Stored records
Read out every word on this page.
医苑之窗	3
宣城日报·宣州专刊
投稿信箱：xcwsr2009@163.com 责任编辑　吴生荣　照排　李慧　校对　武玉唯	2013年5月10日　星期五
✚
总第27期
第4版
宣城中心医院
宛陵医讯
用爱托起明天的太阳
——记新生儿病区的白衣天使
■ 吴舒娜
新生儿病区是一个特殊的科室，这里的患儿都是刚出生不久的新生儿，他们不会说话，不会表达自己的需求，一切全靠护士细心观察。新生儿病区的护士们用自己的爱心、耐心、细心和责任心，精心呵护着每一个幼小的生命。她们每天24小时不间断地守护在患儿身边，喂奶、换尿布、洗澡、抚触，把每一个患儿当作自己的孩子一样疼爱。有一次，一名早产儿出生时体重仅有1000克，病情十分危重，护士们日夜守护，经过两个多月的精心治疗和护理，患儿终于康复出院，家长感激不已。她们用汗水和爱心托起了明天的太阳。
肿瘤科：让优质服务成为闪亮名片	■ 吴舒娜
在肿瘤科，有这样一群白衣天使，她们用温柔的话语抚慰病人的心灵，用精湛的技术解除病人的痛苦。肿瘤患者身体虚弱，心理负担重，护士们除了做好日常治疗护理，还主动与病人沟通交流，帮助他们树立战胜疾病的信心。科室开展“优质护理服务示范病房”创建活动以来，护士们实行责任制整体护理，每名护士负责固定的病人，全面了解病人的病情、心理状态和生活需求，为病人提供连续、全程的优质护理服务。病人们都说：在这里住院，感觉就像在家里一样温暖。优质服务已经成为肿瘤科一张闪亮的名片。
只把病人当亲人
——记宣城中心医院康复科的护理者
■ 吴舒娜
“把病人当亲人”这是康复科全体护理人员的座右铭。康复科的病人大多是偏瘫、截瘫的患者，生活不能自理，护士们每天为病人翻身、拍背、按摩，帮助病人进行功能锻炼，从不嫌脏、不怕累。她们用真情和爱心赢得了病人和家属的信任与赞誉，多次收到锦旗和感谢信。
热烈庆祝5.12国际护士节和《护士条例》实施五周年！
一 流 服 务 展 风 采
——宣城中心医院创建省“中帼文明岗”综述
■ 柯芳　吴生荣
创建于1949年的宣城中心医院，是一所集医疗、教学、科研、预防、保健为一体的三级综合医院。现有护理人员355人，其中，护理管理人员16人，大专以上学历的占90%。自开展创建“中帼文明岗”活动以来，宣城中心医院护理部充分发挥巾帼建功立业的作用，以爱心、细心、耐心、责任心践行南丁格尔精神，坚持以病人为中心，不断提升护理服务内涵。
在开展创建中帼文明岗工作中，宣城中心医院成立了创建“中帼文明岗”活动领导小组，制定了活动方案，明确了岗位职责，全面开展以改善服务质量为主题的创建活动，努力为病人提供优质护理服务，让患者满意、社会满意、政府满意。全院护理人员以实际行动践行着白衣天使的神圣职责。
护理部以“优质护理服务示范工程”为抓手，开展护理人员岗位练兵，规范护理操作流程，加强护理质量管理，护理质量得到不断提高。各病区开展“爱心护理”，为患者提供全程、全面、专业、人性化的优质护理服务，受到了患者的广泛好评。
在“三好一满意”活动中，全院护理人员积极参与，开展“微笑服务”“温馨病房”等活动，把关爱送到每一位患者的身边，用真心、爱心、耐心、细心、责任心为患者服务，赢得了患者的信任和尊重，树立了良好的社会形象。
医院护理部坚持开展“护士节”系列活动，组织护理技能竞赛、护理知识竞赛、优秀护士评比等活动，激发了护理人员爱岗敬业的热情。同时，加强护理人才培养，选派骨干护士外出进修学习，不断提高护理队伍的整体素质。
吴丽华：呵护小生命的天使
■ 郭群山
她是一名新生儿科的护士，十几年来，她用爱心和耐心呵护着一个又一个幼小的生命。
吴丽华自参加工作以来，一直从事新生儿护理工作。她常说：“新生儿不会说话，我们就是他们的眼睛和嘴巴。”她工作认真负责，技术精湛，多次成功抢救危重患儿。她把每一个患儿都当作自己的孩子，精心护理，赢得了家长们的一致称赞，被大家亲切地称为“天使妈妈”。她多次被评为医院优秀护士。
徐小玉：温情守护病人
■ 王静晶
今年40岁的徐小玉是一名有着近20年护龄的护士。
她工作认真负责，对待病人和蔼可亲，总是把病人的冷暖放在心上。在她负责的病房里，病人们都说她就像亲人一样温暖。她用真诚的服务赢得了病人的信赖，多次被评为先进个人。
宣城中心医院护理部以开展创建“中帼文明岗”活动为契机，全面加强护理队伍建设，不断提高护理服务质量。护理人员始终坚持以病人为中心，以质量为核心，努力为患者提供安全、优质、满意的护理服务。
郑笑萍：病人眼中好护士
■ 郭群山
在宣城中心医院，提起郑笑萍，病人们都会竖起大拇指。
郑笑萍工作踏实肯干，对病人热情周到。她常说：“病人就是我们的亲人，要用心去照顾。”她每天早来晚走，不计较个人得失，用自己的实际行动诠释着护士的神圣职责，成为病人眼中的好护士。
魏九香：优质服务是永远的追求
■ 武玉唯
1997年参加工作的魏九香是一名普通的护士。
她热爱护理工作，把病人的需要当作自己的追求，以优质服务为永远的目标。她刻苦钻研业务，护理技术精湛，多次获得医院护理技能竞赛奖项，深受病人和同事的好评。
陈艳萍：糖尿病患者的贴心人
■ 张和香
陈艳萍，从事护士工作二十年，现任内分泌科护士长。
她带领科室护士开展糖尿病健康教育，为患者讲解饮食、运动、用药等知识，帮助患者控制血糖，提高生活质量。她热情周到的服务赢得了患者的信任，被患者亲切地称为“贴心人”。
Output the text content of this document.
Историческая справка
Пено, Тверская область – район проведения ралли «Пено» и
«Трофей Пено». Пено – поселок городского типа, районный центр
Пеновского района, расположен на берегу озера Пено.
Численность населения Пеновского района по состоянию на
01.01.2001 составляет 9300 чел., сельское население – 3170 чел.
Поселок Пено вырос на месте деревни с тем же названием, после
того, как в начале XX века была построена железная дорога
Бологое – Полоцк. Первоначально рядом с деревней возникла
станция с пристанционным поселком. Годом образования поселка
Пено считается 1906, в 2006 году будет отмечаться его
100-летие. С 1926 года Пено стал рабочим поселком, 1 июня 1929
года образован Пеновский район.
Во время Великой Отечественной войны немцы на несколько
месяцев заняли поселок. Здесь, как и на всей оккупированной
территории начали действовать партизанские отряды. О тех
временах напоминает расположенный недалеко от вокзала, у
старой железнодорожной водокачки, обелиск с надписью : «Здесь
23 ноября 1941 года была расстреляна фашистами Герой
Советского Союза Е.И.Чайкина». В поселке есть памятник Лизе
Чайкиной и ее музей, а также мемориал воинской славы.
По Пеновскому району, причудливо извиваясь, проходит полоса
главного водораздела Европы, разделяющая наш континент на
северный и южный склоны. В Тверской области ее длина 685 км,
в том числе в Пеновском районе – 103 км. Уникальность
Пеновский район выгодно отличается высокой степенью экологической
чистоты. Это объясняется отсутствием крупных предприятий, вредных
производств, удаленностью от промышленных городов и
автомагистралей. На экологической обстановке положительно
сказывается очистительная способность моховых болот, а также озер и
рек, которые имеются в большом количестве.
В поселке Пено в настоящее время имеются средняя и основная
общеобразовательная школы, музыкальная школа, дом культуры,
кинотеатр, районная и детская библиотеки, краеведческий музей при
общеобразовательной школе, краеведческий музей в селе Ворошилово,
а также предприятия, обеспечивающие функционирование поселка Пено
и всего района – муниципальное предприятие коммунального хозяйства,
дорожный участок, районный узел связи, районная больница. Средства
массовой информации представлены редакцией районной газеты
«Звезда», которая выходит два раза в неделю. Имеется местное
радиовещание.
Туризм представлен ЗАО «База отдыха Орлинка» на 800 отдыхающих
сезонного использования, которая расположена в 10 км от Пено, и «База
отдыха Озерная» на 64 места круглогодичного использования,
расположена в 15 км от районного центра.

_Directions for this task_
In the records above, find each line with the word "района" and copy it.

_Full output_
Пеновского района, расположен на берегу озера Пено.
Численность населения Пеновского района по состоянию на
и всего района – муниципальное предприятие коммунального хозяйства,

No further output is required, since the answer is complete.